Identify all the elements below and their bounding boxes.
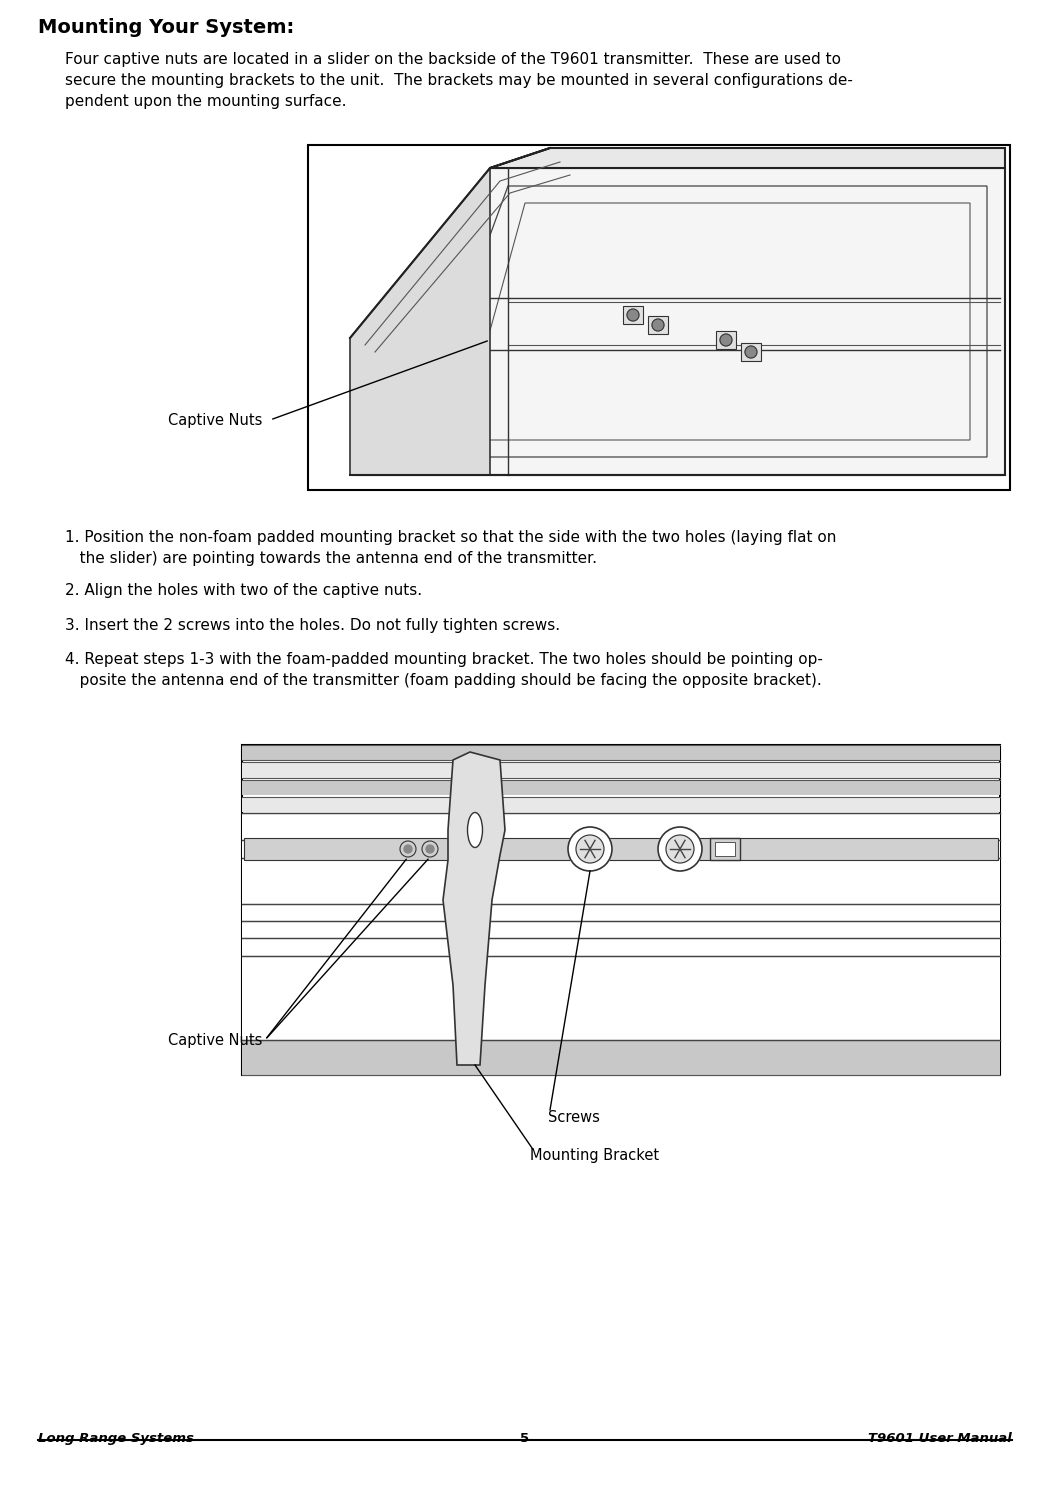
Circle shape — [400, 840, 416, 857]
Circle shape — [576, 834, 604, 863]
Circle shape — [426, 845, 434, 852]
Circle shape — [720, 334, 732, 346]
Text: 4. Repeat steps 1-3 with the foam-padded mounting bracket. The two holes should : 4. Repeat steps 1-3 with the foam-padded… — [65, 652, 823, 688]
Text: Screws: Screws — [548, 1110, 600, 1125]
Circle shape — [658, 827, 702, 870]
Bar — [715, 842, 735, 855]
Text: 1. Position the non-foam padded mounting bracket so that the side with the two h: 1. Position the non-foam padded mounting… — [65, 530, 837, 566]
Bar — [710, 837, 740, 860]
Circle shape — [652, 319, 664, 331]
Circle shape — [666, 834, 694, 863]
Bar — [242, 797, 1000, 812]
Bar — [242, 1040, 1000, 1076]
Text: 2. Align the holes with two of the captive nuts.: 2. Align the holes with two of the capti… — [65, 583, 422, 598]
Text: 5: 5 — [521, 1432, 529, 1446]
Bar — [242, 921, 1000, 938]
Bar — [242, 745, 1000, 759]
Bar — [242, 855, 1000, 1040]
Polygon shape — [350, 148, 550, 475]
Text: Four captive nuts are located in a slider on the backside of the T9601 transmitt: Four captive nuts are located in a slide… — [65, 52, 853, 109]
Bar — [308, 145, 1010, 490]
Polygon shape — [443, 752, 505, 1065]
Bar — [716, 331, 736, 349]
Circle shape — [627, 309, 639, 321]
Text: Mounting Bracket: Mounting Bracket — [530, 1147, 659, 1162]
Circle shape — [422, 840, 438, 857]
Text: 3. Insert the 2 screws into the holes. Do not fully tighten screws.: 3. Insert the 2 screws into the holes. D… — [65, 619, 560, 634]
Bar — [242, 780, 1000, 795]
Bar — [244, 837, 998, 860]
Polygon shape — [490, 148, 1005, 168]
Bar — [242, 762, 1000, 777]
Bar — [242, 905, 1000, 920]
Text: Mounting Your System:: Mounting Your System: — [38, 18, 294, 37]
Circle shape — [404, 845, 412, 852]
Bar — [242, 813, 1000, 905]
Bar — [242, 745, 1000, 1076]
Bar — [623, 306, 643, 324]
Text: Captive Nuts: Captive Nuts — [168, 1032, 262, 1047]
Text: T9601 User Manual: T9601 User Manual — [868, 1432, 1012, 1446]
Polygon shape — [355, 168, 1005, 475]
Text: Captive Nuts: Captive Nuts — [168, 412, 262, 427]
Circle shape — [568, 827, 612, 870]
Bar — [741, 343, 761, 361]
Text: Long Range Systems: Long Range Systems — [38, 1432, 194, 1446]
Bar — [648, 316, 668, 334]
Bar — [242, 941, 1000, 960]
Circle shape — [746, 346, 757, 358]
Ellipse shape — [467, 812, 483, 848]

# # # #

Please print the listing above again with every line unchanged, but leave the picture out.

Identify all the elements below and their bounding boxes.
Circle shape — [400, 840, 416, 857]
Circle shape — [576, 834, 604, 863]
Circle shape — [426, 845, 434, 852]
Circle shape — [720, 334, 732, 346]
Text: 4. Repeat steps 1-3 with the foam-padded mounting bracket. The two holes should : 4. Repeat steps 1-3 with the foam-padded… — [65, 652, 823, 688]
Text: Screws: Screws — [548, 1110, 600, 1125]
Circle shape — [658, 827, 702, 870]
Bar — [715, 842, 735, 855]
Text: 1. Position the non-foam padded mounting bracket so that the side with the two h: 1. Position the non-foam padded mounting… — [65, 530, 837, 566]
Bar — [710, 837, 740, 860]
Circle shape — [652, 319, 664, 331]
Circle shape — [666, 834, 694, 863]
Bar — [242, 797, 1000, 812]
Bar — [242, 1040, 1000, 1076]
Text: 2. Align the holes with two of the captive nuts.: 2. Align the holes with two of the capti… — [65, 583, 422, 598]
Text: 5: 5 — [521, 1432, 529, 1446]
Bar — [242, 921, 1000, 938]
Bar — [242, 745, 1000, 759]
Bar — [242, 855, 1000, 1040]
Polygon shape — [350, 148, 550, 475]
Text: Four captive nuts are located in a slider on the backside of the T9601 transmitt: Four captive nuts are located in a slide… — [65, 52, 853, 109]
Bar — [308, 145, 1010, 490]
Polygon shape — [443, 752, 505, 1065]
Bar — [716, 331, 736, 349]
Circle shape — [627, 309, 639, 321]
Text: Mounting Bracket: Mounting Bracket — [530, 1147, 659, 1162]
Circle shape — [422, 840, 438, 857]
Text: 3. Insert the 2 screws into the holes. Do not fully tighten screws.: 3. Insert the 2 screws into the holes. D… — [65, 619, 560, 634]
Bar — [242, 780, 1000, 795]
Bar — [244, 837, 998, 860]
Polygon shape — [490, 148, 1005, 168]
Bar — [242, 762, 1000, 777]
Bar — [242, 905, 1000, 920]
Text: Mounting Your System:: Mounting Your System: — [38, 18, 294, 37]
Circle shape — [404, 845, 412, 852]
Bar — [242, 813, 1000, 905]
Bar — [242, 745, 1000, 1076]
Bar — [623, 306, 643, 324]
Text: Captive Nuts: Captive Nuts — [168, 1032, 262, 1047]
Text: T9601 User Manual: T9601 User Manual — [868, 1432, 1012, 1446]
Polygon shape — [355, 168, 1005, 475]
Text: Captive Nuts: Captive Nuts — [168, 412, 262, 427]
Circle shape — [568, 827, 612, 870]
Bar — [741, 343, 761, 361]
Text: Long Range Systems: Long Range Systems — [38, 1432, 194, 1446]
Bar — [648, 316, 668, 334]
Bar — [242, 941, 1000, 960]
Circle shape — [746, 346, 757, 358]
Ellipse shape — [467, 812, 483, 848]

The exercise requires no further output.